Your instructions:
Answer with one number: how many lines hold "Wpływy".

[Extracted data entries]
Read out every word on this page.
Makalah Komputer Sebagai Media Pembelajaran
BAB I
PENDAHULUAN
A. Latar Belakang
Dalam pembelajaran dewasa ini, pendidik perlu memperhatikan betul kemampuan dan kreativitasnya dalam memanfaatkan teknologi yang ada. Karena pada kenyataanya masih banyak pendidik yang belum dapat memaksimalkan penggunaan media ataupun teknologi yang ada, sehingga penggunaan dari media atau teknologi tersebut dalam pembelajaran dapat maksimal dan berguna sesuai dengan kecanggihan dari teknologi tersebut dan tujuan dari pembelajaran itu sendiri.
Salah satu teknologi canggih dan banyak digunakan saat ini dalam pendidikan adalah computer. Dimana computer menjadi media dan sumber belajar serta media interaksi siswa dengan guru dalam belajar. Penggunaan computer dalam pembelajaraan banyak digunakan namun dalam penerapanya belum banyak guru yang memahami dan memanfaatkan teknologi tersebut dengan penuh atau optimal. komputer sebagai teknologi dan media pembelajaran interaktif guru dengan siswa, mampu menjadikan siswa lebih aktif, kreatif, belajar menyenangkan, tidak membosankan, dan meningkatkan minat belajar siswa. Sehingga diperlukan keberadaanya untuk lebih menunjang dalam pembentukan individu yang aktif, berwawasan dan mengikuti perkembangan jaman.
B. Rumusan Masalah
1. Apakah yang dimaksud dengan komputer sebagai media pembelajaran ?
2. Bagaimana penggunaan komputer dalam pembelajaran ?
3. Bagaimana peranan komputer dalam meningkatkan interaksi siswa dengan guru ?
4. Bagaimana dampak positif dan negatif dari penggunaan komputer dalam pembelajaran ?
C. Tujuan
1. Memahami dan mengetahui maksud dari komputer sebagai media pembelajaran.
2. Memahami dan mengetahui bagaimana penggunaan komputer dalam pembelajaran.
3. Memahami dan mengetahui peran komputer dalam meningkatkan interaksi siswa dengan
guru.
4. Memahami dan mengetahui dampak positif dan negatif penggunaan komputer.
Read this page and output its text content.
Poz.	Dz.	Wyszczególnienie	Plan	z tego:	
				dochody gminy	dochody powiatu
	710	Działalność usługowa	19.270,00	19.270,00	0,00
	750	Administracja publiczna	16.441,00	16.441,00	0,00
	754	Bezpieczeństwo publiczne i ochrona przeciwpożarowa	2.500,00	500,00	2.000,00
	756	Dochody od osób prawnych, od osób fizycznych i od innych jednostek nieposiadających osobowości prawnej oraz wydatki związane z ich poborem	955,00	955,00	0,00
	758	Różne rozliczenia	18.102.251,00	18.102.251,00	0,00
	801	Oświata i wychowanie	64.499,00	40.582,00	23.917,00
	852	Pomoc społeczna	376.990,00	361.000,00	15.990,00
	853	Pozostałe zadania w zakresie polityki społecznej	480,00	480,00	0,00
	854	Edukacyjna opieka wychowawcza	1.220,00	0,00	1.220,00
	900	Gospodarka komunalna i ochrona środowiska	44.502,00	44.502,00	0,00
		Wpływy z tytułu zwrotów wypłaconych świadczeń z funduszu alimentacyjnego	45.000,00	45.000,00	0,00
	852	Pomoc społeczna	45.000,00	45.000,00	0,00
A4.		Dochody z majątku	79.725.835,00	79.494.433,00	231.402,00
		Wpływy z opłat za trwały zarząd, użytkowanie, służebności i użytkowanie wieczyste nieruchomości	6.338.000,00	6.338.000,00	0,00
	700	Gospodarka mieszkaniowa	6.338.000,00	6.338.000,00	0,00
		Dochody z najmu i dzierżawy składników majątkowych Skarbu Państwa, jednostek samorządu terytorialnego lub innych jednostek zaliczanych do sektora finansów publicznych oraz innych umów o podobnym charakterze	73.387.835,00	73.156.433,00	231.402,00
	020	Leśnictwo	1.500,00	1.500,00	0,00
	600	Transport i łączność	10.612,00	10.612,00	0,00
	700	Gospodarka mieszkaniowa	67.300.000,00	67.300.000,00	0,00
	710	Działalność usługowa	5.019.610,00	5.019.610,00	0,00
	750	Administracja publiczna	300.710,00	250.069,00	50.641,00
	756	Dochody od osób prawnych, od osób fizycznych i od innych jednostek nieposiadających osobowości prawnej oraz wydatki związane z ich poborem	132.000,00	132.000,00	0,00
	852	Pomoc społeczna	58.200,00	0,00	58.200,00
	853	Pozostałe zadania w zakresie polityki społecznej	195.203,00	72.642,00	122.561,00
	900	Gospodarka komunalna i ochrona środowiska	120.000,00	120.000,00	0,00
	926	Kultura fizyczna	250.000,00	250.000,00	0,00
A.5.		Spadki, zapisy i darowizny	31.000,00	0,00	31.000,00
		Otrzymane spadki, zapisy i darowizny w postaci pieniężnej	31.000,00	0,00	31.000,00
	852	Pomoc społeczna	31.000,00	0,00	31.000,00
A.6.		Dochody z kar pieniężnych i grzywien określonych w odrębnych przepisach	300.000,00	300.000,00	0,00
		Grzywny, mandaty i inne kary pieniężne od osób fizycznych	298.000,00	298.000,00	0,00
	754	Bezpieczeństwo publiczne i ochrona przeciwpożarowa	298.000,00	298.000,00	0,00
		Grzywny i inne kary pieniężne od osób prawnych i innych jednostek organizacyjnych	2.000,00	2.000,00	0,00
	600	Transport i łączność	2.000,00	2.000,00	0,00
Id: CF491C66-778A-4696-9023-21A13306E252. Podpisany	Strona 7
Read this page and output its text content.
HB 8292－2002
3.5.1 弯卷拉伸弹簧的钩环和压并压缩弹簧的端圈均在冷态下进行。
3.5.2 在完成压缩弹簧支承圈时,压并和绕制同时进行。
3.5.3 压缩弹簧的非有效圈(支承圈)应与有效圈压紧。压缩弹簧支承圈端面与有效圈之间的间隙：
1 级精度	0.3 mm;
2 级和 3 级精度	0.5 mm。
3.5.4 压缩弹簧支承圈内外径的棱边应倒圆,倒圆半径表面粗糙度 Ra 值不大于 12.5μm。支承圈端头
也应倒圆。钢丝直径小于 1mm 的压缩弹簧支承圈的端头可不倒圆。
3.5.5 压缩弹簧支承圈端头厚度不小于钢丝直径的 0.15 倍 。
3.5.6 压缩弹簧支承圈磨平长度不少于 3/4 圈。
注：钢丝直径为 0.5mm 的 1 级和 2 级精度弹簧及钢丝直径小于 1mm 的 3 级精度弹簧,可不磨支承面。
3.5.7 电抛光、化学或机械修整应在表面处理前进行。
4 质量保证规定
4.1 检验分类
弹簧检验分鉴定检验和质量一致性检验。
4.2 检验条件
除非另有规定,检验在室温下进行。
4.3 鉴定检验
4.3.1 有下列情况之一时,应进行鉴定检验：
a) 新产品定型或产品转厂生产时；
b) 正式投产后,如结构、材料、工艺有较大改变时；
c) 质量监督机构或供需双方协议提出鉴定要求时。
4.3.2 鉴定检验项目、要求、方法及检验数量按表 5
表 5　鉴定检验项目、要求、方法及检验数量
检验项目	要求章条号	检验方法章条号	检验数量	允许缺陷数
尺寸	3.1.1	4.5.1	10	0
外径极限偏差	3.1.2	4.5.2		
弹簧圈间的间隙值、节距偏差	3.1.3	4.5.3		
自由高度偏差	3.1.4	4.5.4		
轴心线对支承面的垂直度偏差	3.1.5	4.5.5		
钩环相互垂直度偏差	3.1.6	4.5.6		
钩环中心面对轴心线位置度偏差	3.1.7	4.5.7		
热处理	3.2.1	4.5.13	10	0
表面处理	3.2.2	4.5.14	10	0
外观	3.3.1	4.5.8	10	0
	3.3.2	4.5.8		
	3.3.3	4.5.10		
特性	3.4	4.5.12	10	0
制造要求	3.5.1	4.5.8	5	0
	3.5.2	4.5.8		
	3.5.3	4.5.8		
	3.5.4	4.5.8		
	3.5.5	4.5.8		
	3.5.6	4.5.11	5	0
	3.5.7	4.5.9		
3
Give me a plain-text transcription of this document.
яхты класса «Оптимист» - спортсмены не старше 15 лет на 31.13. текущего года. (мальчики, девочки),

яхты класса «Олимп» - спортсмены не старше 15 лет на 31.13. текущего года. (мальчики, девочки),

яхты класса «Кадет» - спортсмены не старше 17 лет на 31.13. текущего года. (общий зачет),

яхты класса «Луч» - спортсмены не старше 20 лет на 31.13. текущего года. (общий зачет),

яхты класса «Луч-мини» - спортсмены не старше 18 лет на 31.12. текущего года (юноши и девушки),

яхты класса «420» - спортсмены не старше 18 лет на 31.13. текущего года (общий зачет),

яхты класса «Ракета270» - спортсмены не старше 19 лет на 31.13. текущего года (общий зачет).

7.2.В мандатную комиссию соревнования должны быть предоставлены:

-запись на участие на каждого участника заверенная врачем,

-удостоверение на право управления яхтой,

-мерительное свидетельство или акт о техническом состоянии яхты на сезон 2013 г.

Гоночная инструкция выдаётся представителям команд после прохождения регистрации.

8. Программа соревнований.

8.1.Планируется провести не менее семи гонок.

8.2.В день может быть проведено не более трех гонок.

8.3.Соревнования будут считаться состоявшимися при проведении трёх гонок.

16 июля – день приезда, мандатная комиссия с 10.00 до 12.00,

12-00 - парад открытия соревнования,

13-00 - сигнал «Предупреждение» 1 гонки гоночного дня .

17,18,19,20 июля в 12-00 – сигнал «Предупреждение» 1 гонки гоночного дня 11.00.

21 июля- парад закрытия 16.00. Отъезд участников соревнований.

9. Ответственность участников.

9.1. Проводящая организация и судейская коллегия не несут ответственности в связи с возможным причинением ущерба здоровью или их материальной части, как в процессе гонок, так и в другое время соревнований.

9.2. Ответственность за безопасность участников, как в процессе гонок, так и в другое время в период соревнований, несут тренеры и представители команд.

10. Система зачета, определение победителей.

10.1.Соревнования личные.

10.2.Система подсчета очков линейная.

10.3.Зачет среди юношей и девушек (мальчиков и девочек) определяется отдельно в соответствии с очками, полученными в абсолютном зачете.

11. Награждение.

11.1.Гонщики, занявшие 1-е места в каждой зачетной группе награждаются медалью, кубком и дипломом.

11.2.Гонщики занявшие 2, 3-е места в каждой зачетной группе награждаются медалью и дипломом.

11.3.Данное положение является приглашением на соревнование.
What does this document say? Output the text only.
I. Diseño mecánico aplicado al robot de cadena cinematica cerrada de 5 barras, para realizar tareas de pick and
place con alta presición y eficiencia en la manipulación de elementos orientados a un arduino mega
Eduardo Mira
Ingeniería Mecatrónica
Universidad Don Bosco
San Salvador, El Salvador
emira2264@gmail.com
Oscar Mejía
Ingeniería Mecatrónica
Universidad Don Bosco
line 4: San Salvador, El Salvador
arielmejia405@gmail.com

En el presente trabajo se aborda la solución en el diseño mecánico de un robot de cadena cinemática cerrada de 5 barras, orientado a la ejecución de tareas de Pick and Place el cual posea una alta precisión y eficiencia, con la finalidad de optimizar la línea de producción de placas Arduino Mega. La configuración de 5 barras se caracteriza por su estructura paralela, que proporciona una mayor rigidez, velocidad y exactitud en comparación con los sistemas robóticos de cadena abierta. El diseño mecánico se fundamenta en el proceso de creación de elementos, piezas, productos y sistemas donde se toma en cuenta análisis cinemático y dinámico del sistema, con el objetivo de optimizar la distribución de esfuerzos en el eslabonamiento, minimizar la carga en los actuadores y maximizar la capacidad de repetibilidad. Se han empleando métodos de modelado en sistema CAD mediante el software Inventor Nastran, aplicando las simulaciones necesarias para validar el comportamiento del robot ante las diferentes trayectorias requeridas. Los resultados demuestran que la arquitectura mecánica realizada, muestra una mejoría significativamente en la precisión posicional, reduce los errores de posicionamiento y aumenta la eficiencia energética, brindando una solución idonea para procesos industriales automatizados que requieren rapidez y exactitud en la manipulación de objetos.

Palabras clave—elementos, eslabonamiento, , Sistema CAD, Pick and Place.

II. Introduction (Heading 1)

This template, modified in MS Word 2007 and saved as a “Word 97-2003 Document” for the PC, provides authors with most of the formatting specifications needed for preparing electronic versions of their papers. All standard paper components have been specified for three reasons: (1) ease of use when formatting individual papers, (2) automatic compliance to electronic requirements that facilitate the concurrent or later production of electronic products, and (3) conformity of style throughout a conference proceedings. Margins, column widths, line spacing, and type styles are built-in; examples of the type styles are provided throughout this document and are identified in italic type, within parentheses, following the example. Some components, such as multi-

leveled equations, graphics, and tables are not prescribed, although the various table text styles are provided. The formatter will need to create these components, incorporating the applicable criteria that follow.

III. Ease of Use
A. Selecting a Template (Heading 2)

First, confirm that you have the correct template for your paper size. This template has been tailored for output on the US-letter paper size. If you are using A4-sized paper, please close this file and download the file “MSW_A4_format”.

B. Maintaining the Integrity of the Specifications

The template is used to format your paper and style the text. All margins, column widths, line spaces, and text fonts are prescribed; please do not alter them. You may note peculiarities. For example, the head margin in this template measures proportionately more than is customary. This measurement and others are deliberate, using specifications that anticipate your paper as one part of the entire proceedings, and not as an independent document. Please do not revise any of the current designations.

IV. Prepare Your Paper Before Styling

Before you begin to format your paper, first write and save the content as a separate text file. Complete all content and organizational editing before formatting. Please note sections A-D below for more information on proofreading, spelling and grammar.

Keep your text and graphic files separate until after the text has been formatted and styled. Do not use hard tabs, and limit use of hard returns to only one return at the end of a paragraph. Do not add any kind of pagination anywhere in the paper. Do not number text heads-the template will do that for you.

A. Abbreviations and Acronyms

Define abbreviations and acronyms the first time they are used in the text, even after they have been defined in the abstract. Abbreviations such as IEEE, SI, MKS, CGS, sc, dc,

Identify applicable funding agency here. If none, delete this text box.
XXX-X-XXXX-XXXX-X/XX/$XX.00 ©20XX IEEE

Expected output:
2